Instructions to follow ->
The records that follow are to be transcribed in full, without their images.

Extracted records:
---
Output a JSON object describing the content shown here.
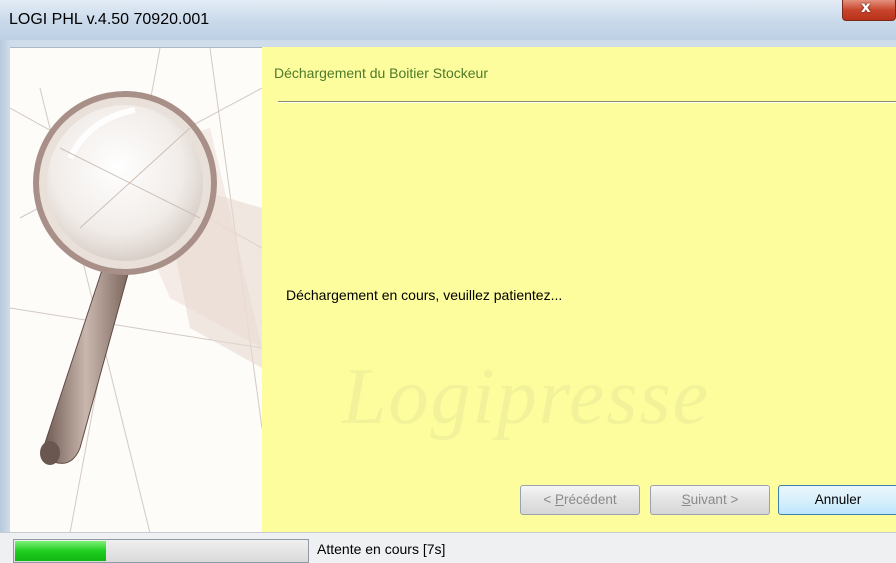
{
  "window": {
    "title": "LOGI PHL v.4.50 70920.001",
    "close_glyph": "x"
  },
  "wizard": {
    "header_title": "Déchargement du Boitier Stockeur",
    "message": "Déchargement en cours, veuillez patientez...",
    "watermark": "Logipresse",
    "buttons": {
      "previous": "< Précédent",
      "next": "Suivant >",
      "cancel": "Annuler"
    }
  },
  "statusbar": {
    "progress_fraction": 0.31,
    "text": "Attente en cours [7s]"
  },
  "icons": {
    "side_image": "magnifying-glass-icon",
    "close": "close-icon"
  },
  "colors": {
    "content_background": "#fdfd9d",
    "progress": "#1fce1f",
    "close_button": "#c8452c"
  }
}
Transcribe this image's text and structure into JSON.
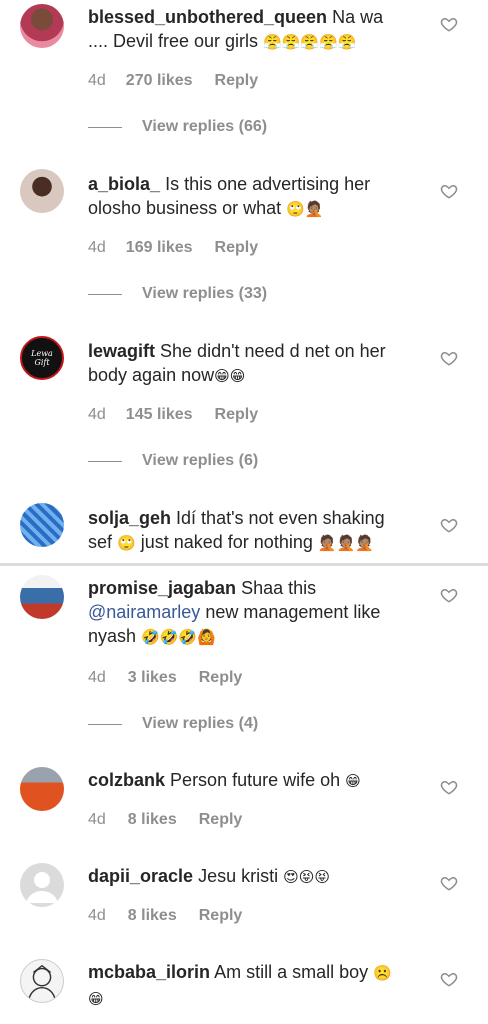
---
Output below ->
Output a JSON object describing the content shown here.
{
  "window": {
    "title": "LOGI PHL v.4.50 70920.001",
    "close_glyph": "x"
  },
  "wizard": {
    "header_title": "Déchargement du Boitier Stockeur",
    "message": "Déchargement en cours, veuillez patientez...",
    "watermark": "Logipresse",
    "buttons": {
      "previous": "< Précédent",
      "next": "Suivant >",
      "cancel": "Annuler"
    }
  },
  "statusbar": {
    "progress_fraction": 0.31,
    "text": "Attente en cours [7s]"
  },
  "icons": {
    "side_image": "magnifying-glass-icon",
    "close": "close-icon"
  },
  "colors": {
    "content_background": "#fdfd9d",
    "progress": "#1fce1f",
    "close_button": "#c8452c"
  }
}
Transcribe this image's text and structure into JSON.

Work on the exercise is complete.